● Given text
PEP 538: add Background section on locale handling

2017-01-03 15:19:37 +10:00 · 2017-01-03 15:19:37 +10:00 · c99c42e066
parent cd6e6d838d
commit c99c42e066
1 changed files with 86 additions and 11 deletions
--- a/pep-0538.txt
+++ b/pep-0538.txt
@ -38,8 +38,66 @@ may also choose to opt in to this behaviour for earlier Python 3.x releases by
 applying the necessary changes as a downstream patch to those versions.


-Specification
-=============
+Background
+==========
+
+While the CPython interpreter is starting up, it may need to convert from
+the ``char *`` format to the ``wchar_t *`` format, or from one of those formats
+to ``PyUnicodeObject *``, before its own text encoding handling machinery is
+fully configured. It handles these cases by relying on the operating system to
+do the conversion and then ensuring that the text encoding name reported by
+``sys.getfilesystemencoding()`` matches the encoding used during this early
+bootstrapping process.
+
+On Mac OS X, this is straightforward, as Apple guarantees that these operations
+will always use UTF-8 to do the conversion.
+
+On Windows, the limitations of the ``mbcs`` format used by default in these
+conversions proved sufficiently problematic that PEP 528 and PEP 529 were
+implemented to bypass the operating system supplied interfaces for binary data
+handling and force the use of UTF-8 instead.
+
+On non-Apple \*nix systems however, these operations are handled using the C
+locale system, which has the following characteristics [4_]:
+
+* by default, all processes start in the ``C`` locale, which uses ``ASCII``
+  for these conversions. This is almost never what anyone doing multilingual
+  text processing actually wants (including CPython)

● Work required
Continue the PEP 538 locale background text from where it stops.

● Record excerpts
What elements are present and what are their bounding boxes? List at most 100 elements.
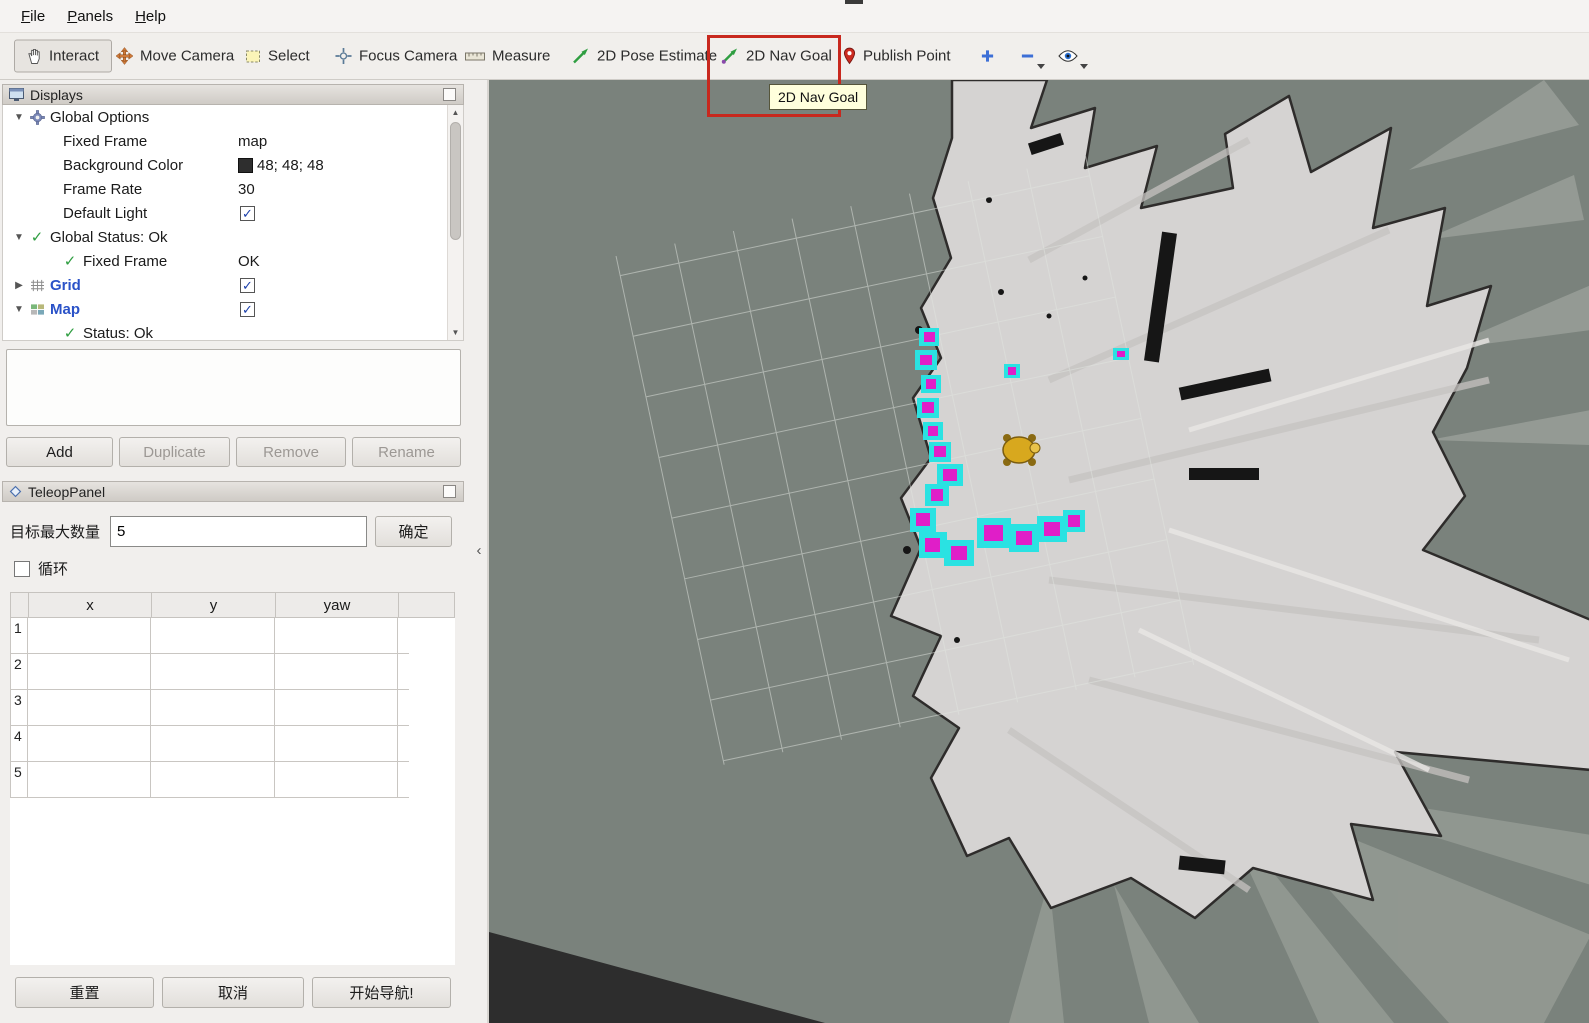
cell-x[interactable] xyxy=(28,726,151,761)
measure-tool-button[interactable]: Measure xyxy=(465,48,550,65)
cell-y[interactable] xyxy=(151,726,275,761)
expander-open-icon[interactable]: ▼ xyxy=(11,232,27,243)
rename-display-button[interactable]: Rename xyxy=(352,437,461,467)
tree-row-status-fixed-frame[interactable]: ✓ Fixed Frame OK xyxy=(3,249,463,273)
map-enabled-checkbox[interactable]: ✓ xyxy=(240,302,255,317)
expander-open-icon[interactable]: ▼ xyxy=(11,112,27,123)
zoom-in-button[interactable] xyxy=(980,49,995,64)
table-corner-cell xyxy=(11,593,29,617)
cell-y[interactable] xyxy=(151,690,275,725)
frame-rate-value[interactable]: 30 xyxy=(238,181,255,198)
loop-checkbox[interactable] xyxy=(14,561,30,577)
panel-float-button[interactable] xyxy=(443,88,456,101)
tool-label: 2D Nav Goal xyxy=(746,48,832,65)
status-ok-check-icon: ✓ xyxy=(60,252,80,270)
tree-row-global-status[interactable]: ▼ ✓ Global Status: Ok xyxy=(3,225,463,249)
interact-tool-button[interactable]: Interact xyxy=(14,40,112,73)
column-header-x[interactable]: x xyxy=(29,593,152,617)
table-row: 4 xyxy=(10,726,409,762)
displays-panel-header[interactable]: Displays xyxy=(2,84,464,105)
displays-icon xyxy=(9,88,24,101)
cell-x[interactable] xyxy=(28,654,151,689)
menu-panels[interactable]: Panels xyxy=(56,3,124,30)
panel-float-button[interactable] xyxy=(443,485,456,498)
row-number: 3 xyxy=(11,690,28,725)
tree-row-frame-rate[interactable]: Frame Rate 30 xyxy=(3,177,463,201)
default-light-checkbox[interactable]: ✓ xyxy=(240,206,255,221)
view-visibility-button[interactable] xyxy=(1058,49,1078,63)
table-row: 5 xyxy=(10,762,409,798)
cell-x[interactable] xyxy=(28,690,151,725)
gear-icon xyxy=(27,110,47,125)
publish-point-tool-button[interactable]: Publish Point xyxy=(843,48,951,65)
scroll-down-icon[interactable]: ▼ xyxy=(448,325,463,340)
reset-button[interactable]: 重置 xyxy=(15,977,154,1008)
tree-scrollbar[interactable]: ▲ ▼ xyxy=(447,105,463,340)
cell-x[interactable] xyxy=(28,618,151,653)
remove-display-button[interactable]: Remove xyxy=(236,437,346,467)
green-arrow-icon xyxy=(572,48,590,64)
tree-row-label: Background Color xyxy=(63,157,183,174)
expander-open-icon[interactable]: ▼ xyxy=(11,304,27,315)
goal-table-header: x y yaw xyxy=(10,592,455,618)
cell-y[interactable] xyxy=(151,762,275,797)
robot-model[interactable] xyxy=(1003,434,1040,466)
dropdown-caret-icon[interactable] xyxy=(1080,64,1088,69)
panel-collapse-handle[interactable]: ‹ xyxy=(473,536,485,564)
scroll-up-icon[interactable]: ▲ xyxy=(448,105,463,120)
menu-help[interactable]: Help xyxy=(124,3,177,30)
cell-yaw[interactable] xyxy=(275,690,398,725)
cell-yaw[interactable] xyxy=(275,726,398,761)
cancel-button[interactable]: 取消 xyxy=(162,977,304,1008)
cell-x[interactable] xyxy=(28,762,151,797)
pose-estimate-tool-button[interactable]: 2D Pose Estimate xyxy=(572,48,717,65)
status-ok-check-icon: ✓ xyxy=(60,324,80,341)
tool-label: Select xyxy=(268,48,310,65)
expander-closed-icon[interactable]: ▶ xyxy=(11,280,27,291)
grid-display-icon xyxy=(27,279,47,292)
column-header-yaw[interactable]: yaw xyxy=(276,593,399,617)
nav-goal-tool-button[interactable]: 2D Nav Goal xyxy=(721,48,832,65)
tree-row-label: Global Options xyxy=(50,109,149,126)
fixed-frame-value[interactable]: map xyxy=(238,133,267,150)
cell-y[interactable] xyxy=(151,654,275,689)
tree-row-global-options[interactable]: ▼ Global Options xyxy=(3,105,463,129)
move-camera-tool-button[interactable]: Move Camera xyxy=(116,48,234,65)
teleop-panel-icon xyxy=(9,485,22,498)
teleop-panel-header[interactable]: TeleopPanel xyxy=(2,481,464,502)
tree-row-background-color[interactable]: Background Color 48; 48; 48 xyxy=(3,153,463,177)
tree-row-grid[interactable]: ▶ Grid ✓ xyxy=(3,273,463,297)
cell-yaw[interactable] xyxy=(275,654,398,689)
color-swatch[interactable] xyxy=(238,158,253,173)
cell-yaw[interactable] xyxy=(275,618,398,653)
column-header-y[interactable]: y xyxy=(152,593,276,617)
scrollbar-thumb[interactable] xyxy=(450,122,461,240)
max-goal-label: 目标最大数量 xyxy=(10,516,100,547)
tree-row-map-status[interactable]: ✓ Status: Ok xyxy=(3,321,463,341)
background-color-value[interactable]: 48; 48; 48 xyxy=(257,157,324,174)
start-navigation-button[interactable]: 开始导航! xyxy=(312,977,451,1008)
check-icon: ✓ xyxy=(242,303,253,316)
tree-row-map[interactable]: ▼ Map ✓ xyxy=(3,297,463,321)
tree-row-default-light[interactable]: Default Light ✓ xyxy=(3,201,463,225)
cell-yaw[interactable] xyxy=(275,762,398,797)
tree-row-fixed-frame[interactable]: Fixed Frame map xyxy=(3,129,463,153)
loop-label: 循环 xyxy=(38,558,68,579)
dropdown-caret-icon[interactable] xyxy=(1037,64,1045,69)
zoom-out-button[interactable] xyxy=(1020,49,1035,64)
select-tool-button[interactable]: Select xyxy=(245,48,310,65)
duplicate-display-button[interactable]: Duplicate xyxy=(119,437,230,467)
confirm-button[interactable]: 确定 xyxy=(375,516,452,547)
menu-file[interactable]: File xyxy=(10,3,56,30)
3d-viewport[interactable] xyxy=(487,80,1589,1023)
max-goal-input[interactable] xyxy=(110,516,367,547)
row-number: 4 xyxy=(11,726,28,761)
goal-table: x y yaw 1 2 3 4 5 xyxy=(10,592,455,965)
cell-y[interactable] xyxy=(151,618,275,653)
tooltip-text: 2D Nav Goal xyxy=(778,89,858,105)
add-display-button[interactable]: Add xyxy=(6,437,113,467)
plus-icon xyxy=(980,49,995,64)
focus-camera-tool-button[interactable]: Focus Camera xyxy=(335,48,457,65)
grid-enabled-checkbox[interactable]: ✓ xyxy=(240,278,255,293)
table-row: 2 xyxy=(10,654,409,690)
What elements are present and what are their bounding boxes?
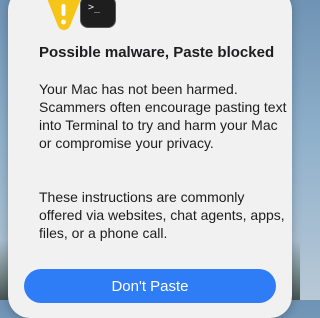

● Final result
+* calling ``setlocale(LC_ALL, "")`` reconfigures the active locale based on
+  the locale categories configured in the current process environment
+* if the locale requested by the current environment is unknown, or no specific
+  locale is configured, then the default ``C`` locale will remain active
+
+The specific locale category that covers the APIs that CPython depends on is
+``LC_CTYPE``, which applies to "classification and conversion of characters,
+and to multibyte and wide characters" [5_]. Accordingly, CPython includes the
+following key calls to ``setlocale``:
+
+* in ``Py_Initialize``, CPython calls ``setlocale(LC_CTYPE, "")``, such that
+  the configured locale settings for that category *always* match those set in
+  the environment. It does this unconditionally, and it *doesn't* revert the
+  process state change in ``Py_Finalize``
+* in the main ``python`` binary, CPython calls ``setlocale(LC_ALL, "")`` to
+  configure the entire C locale subsystem according to the process environment.
+  It does this prior to making any calls into the shared CPython library
+
+These calls are usually sufficient to provide sensible behaviour, but they can
+still fail in the following cases:
+
+* SSH environment forwarding means that SSH clients will often forward
+  client locale settings to servers that don't have that locale installed
+* some process environments (such as Linux containers) may not have any
+  explicit locale configured at all
+
+
+Proposal
+========
+
+To better handle the cases where CPython would otherwise end up attempting
+to operate in the ``C`` locale, this PEP proposes changes to CPython's
+behaviour both when it is run as a standalone command line application, as well
+as when it is used as a shared library to embed a Python runtime as part of a
+larger application.

 When ``Py_Initialize`` is called and CPython detects that the configured locale
 is the default ``C`` locale, the following warning will be issued::
@ -49,16 +107,24 @@ is the default ``C`` locale, the following warning will be issued::
   `PYTHONALLOWCLOCALE=1 LC_CTYPE=C` to configure a similar environment
   when running Python directly.

+This warning informs both system and application integrators that they're
+running Python 3 in a configuration that we don't expect to work properly.
+
 By contrast, when CPython *is* the main application, it will instead
 automatically coerce the legacy C locale to the multilingual C.UTF-8 locale::

    Python detected LC_CTYPE=C, forcing LC_ALL & LANG to C.UTF-8 (set
    PYTHONALLOWCLOCALE to disable this locale coercion behaviour).

-This coercion is implemented by actually setting the ``LANG`` and ``LC_ALL``
-environment variables to ``C.UTF-8``, such that future calls to ``setlocale()``
-will see them, as will other components looking for those settings (such as
-GUI development frameworks).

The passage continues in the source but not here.